(Aim) Leave out the pictures and repeat everything else in the records exactly.

Stored items:

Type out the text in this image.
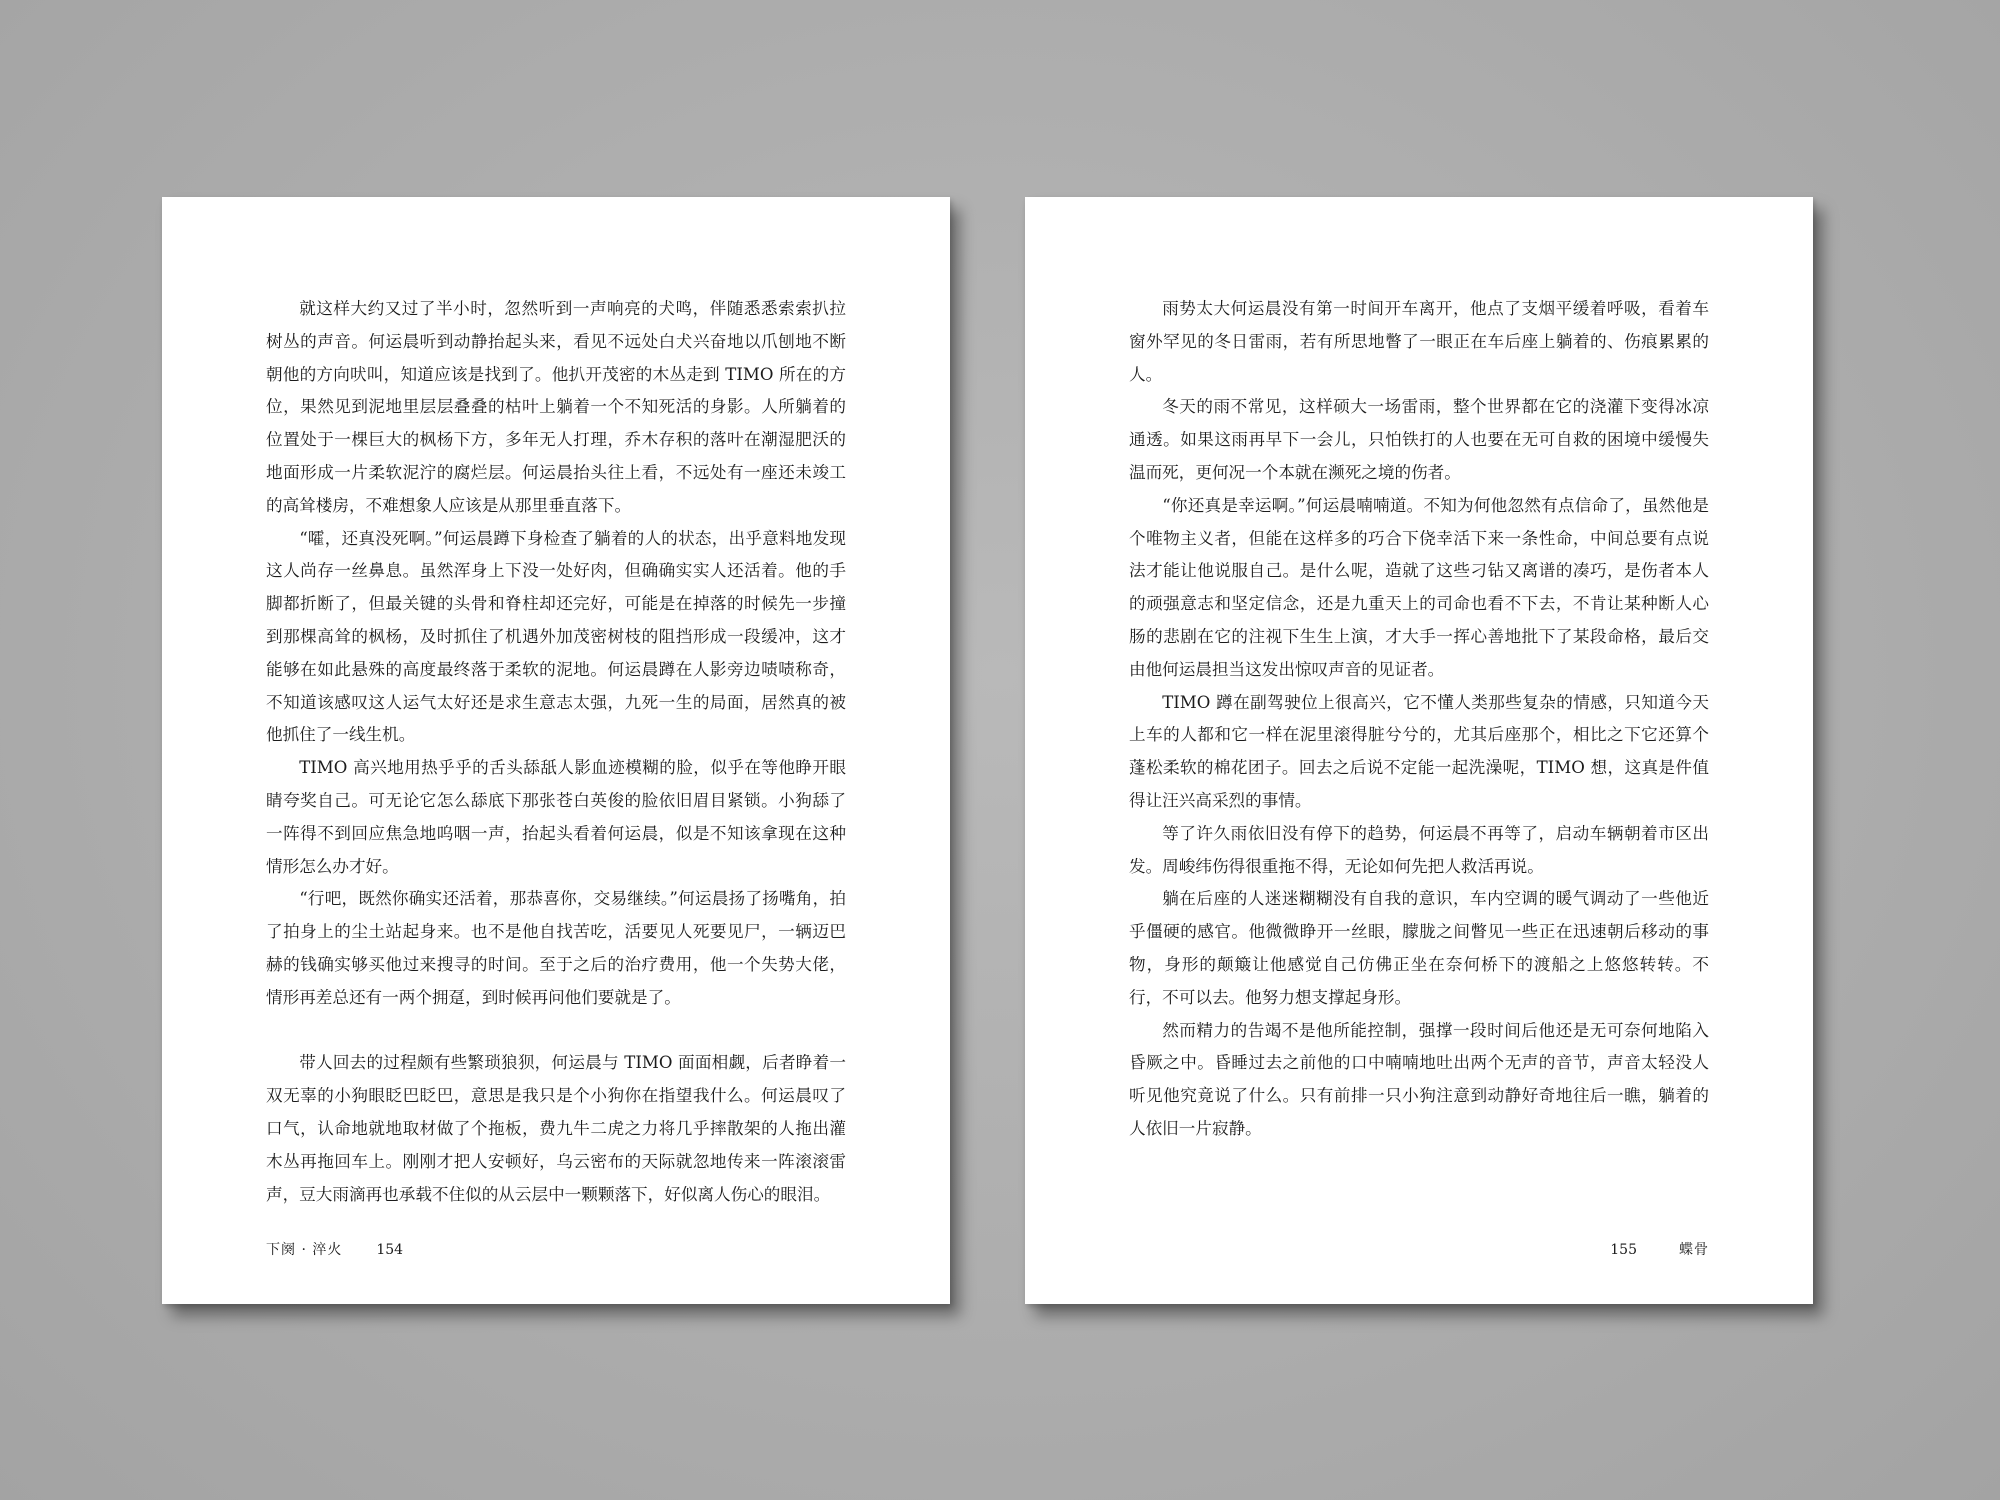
就这样大约又过了半小时，忽然听到一声响亮的犬鸣，伴随悉悉索索扒拉树丛的声音。何运晨听到动静抬起头来，看见不远处白犬兴奋地以爪刨地不断朝他的方向吠叫，知道应该是找到了。他扒开茂密的木丛走到 TIMO 所在的方位，果然见到泥地里层层叠叠的枯叶上躺着一个不知死活的身影。人所躺着的位置处于一棵巨大的枫杨下方，多年无人打理，乔木存积的落叶在潮湿肥沃的地面形成一片柔软泥泞的腐烂层。何运晨抬头往上看，不远处有一座还未竣工的高耸楼房，不难想象人应该是从那里垂直落下。

“嚯，还真没死啊。”何运晨蹲下身检查了躺着的人的状态，出乎意料地发现这人尚存一丝鼻息。虽然浑身上下没一处好肉，但确确实实人还活着。他的手脚都折断了，但最关键的头骨和脊柱却还完好，可能是在掉落的时候先一步撞到那棵高耸的枫杨，及时抓住了机遇外加茂密树枝的阻挡形成一段缓冲，这才能够在如此悬殊的高度最终落于柔软的泥地。何运晨蹲在人影旁边啧啧称奇，不知道该感叹这人运气太好还是求生意志太强，九死一生的局面，居然真的被他抓住了一线生机。

TIMO 高兴地用热乎乎的舌头舔舐人影血迹模糊的脸，似乎在等他睁开眼睛夸奖自己。可无论它怎么舔底下那张苍白英俊的脸依旧眉目紧锁。小狗舔了一阵得不到回应焦急地呜咽一声，抬起头看着何运晨，似是不知该拿现在这种情形怎么办才好。

“行吧，既然你确实还活着，那恭喜你，交易继续。”何运晨扬了扬嘴角，拍了拍身上的尘土站起身来。也不是他自找苦吃，活要见人死要见尸，一辆迈巴赫的钱确实够买他过来搜寻的时间。至于之后的治疗费用，他一个失势大佬，情形再差总还有一两个拥趸，到时候再问他们要就是了。

带人回去的过程颇有些繁琐狼狈，何运晨与 TIMO 面面相觑，后者睁着一双无辜的小狗眼眨巴眨巴，意思是我只是个小狗你在指望我什么。何运晨叹了口气，认命地就地取材做了个拖板，费九牛二虎之力将几乎摔散架的人拖出灌木丛再拖回车上。刚刚才把人安顿好，乌云密布的天际就忽地传来一阵滚滚雷声，豆大雨滴再也承载不住似的从云层中一颗颗落下，好似离人伤心的眼泪。

下阕 · 淬火 154

雨势太大何运晨没有第一时间开车离开，他点了支烟平缓着呼吸，看着车窗外罕见的冬日雷雨，若有所思地瞥了一眼正在车后座上躺着的、伤痕累累的人。

冬天的雨不常见，这样硕大一场雷雨，整个世界都在它的浇灌下变得冰凉通透。如果这雨再早下一会儿，只怕铁打的人也要在无可自救的困境中缓慢失温而死，更何况一个本就在濒死之境的伤者。

“你还真是幸运啊。”何运晨喃喃道。不知为何他忽然有点信命了，虽然他是个唯物主义者，但能在这样多的巧合下侥幸活下来一条性命，中间总要有点说法才能让他说服自己。是什么呢，造就了这些刁钻又离谱的凑巧，是伤者本人的顽强意志和坚定信念，还是九重天上的司命也看不下去，不肯让某种断人心肠的悲剧在它的注视下生生上演，才大手一挥心善地批下了某段命格，最后交由他何运晨担当这发出惊叹声音的见证者。

TIMO 蹲在副驾驶位上很高兴，它不懂人类那些复杂的情感，只知道今天上车的人都和它一样在泥里滚得脏兮兮的，尤其后座那个，相比之下它还算个蓬松柔软的棉花团子。回去之后说不定能一起洗澡呢，TIMO 想，这真是件值得让汪兴高采烈的事情。

等了许久雨依旧没有停下的趋势，何运晨不再等了，启动车辆朝着市区出发。周峻纬伤得很重拖不得，无论如何先把人救活再说。

躺在后座的人迷迷糊糊没有自我的意识，车内空调的暖气调动了一些他近乎僵硬的感官。他微微睁开一丝眼，朦胧之间瞥见一些正在迅速朝后移动的事物，身形的颠簸让他感觉自己仿佛正坐在奈何桥下的渡船之上悠悠转转。不行，不可以去。他努力想支撑起身形。

然而精力的告竭不是他所能控制，强撑一段时间后他还是无可奈何地陷入昏厥之中。昏睡过去之前他的口中喃喃地吐出两个无声的音节，声音太轻没人听见他究竟说了什么。只有前排一只小狗注意到动静好奇地往后一瞧，躺着的人依旧一片寂静。

155	蝶骨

(Exercise output)
Type out the text in this image.
就这样大约又过了半小时，忽然听到一声响亮的犬鸣，伴随悉悉索索扒拉树丛的声音。何运晨听到动静抬起头来，看见不远处白犬兴奋地以爪刨地不断朝他的方向吠叫，知道应该是找到了。他扒开茂密的木丛走到 TIMO 所在的方位，果然见到泥地里层层叠叠的枯叶上躺着一个不知死活的身影。人所躺着的位置处于一棵巨大的枫杨下方，多年无人打理，乔木存积的落叶在潮湿肥沃的地面形成一片柔软泥泞的腐烂层。何运晨抬头往上看，不远处有一座还未竣工的高耸楼房，不难想象人应该是从那里垂直落下。

“嚯，还真没死啊。”何运晨蹲下身检查了躺着的人的状态，出乎意料地发现这人尚存一丝鼻息。虽然浑身上下没一处好肉，但确确实实人还活着。他的手脚都折断了，但最关键的头骨和脊柱却还完好，可能是在掉落的时候先一步撞到那棵高耸的枫杨，及时抓住了机遇外加茂密树枝的阻挡形成一段缓冲，这才能够在如此悬殊的高度最终落于柔软的泥地。何运晨蹲在人影旁边啧啧称奇，不知道该感叹这人运气太好还是求生意志太强，九死一生的局面，居然真的被他抓住了一线生机。

TIMO 高兴地用热乎乎的舌头舔舐人影血迹模糊的脸，似乎在等他睁开眼睛夸奖自己。可无论它怎么舔底下那张苍白英俊的脸依旧眉目紧锁。小狗舔了一阵得不到回应焦急地呜咽一声，抬起头看着何运晨，似是不知该拿现在这种情形怎么办才好。

“行吧，既然你确实还活着，那恭喜你，交易继续。”何运晨扬了扬嘴角，拍了拍身上的尘土站起身来。也不是他自找苦吃，活要见人死要见尸，一辆迈巴赫的钱确实够买他过来搜寻的时间。至于之后的治疗费用，他一个失势大佬，情形再差总还有一两个拥趸，到时候再问他们要就是了。

带人回去的过程颇有些繁琐狼狈，何运晨与 TIMO 面面相觑，后者睁着一双无辜的小狗眼眨巴眨巴，意思是我只是个小狗你在指望我什么。何运晨叹了口气，认命地就地取材做了个拖板，费九牛二虎之力将几乎摔散架的人拖出灌木丛再拖回车上。刚刚才把人安顿好，乌云密布的天际就忽地传来一阵滚滚雷声，豆大雨滴再也承载不住似的从云层中一颗颗落下，好似离人伤心的眼泪。

下阕 · 淬火 154

雨势太大何运晨没有第一时间开车离开，他点了支烟平缓着呼吸，看着车窗外罕见的冬日雷雨，若有所思地瞥了一眼正在车后座上躺着的、伤痕累累的人。

冬天的雨不常见，这样硕大一场雷雨，整个世界都在它的浇灌下变得冰凉通透。如果这雨再早下一会儿，只怕铁打的人也要在无可自救的困境中缓慢失温而死，更何况一个本就在濒死之境的伤者。

“你还真是幸运啊。”何运晨喃喃道。不知为何他忽然有点信命了，虽然他是个唯物主义者，但能在这样多的巧合下侥幸活下来一条性命，中间总要有点说法才能让他说服自己。是什么呢，造就了这些刁钻又离谱的凑巧，是伤者本人的顽强意志和坚定信念，还是九重天上的司命也看不下去，不肯让某种断人心肠的悲剧在它的注视下生生上演，才大手一挥心善地批下了某段命格，最后交由他何运晨担当这发出惊叹声音的见证者。

TIMO 蹲在副驾驶位上很高兴，它不懂人类那些复杂的情感，只知道今天上车的人都和它一样在泥里滚得脏兮兮的，尤其后座那个，相比之下它还算个蓬松柔软的棉花团子。回去之后说不定能一起洗澡呢，TIMO 想，这真是件值得让汪兴高采烈的事情。

等了许久雨依旧没有停下的趋势，何运晨不再等了，启动车辆朝着市区出发。周峻纬伤得很重拖不得，无论如何先把人救活再说。

躺在后座的人迷迷糊糊没有自我的意识，车内空调的暖气调动了一些他近乎僵硬的感官。他微微睁开一丝眼，朦胧之间瞥见一些正在迅速朝后移动的事物，身形的颠簸让他感觉自己仿佛正坐在奈何桥下的渡船之上悠悠转转。不行，不可以去。他努力想支撑起身形。

然而精力的告竭不是他所能控制，强撑一段时间后他还是无可奈何地陷入昏厥之中。昏睡过去之前他的口中喃喃地吐出两个无声的音节，声音太轻没人听见他究竟说了什么。只有前排一只小狗注意到动静好奇地往后一瞧，躺着的人依旧一片寂静。

155	蝶骨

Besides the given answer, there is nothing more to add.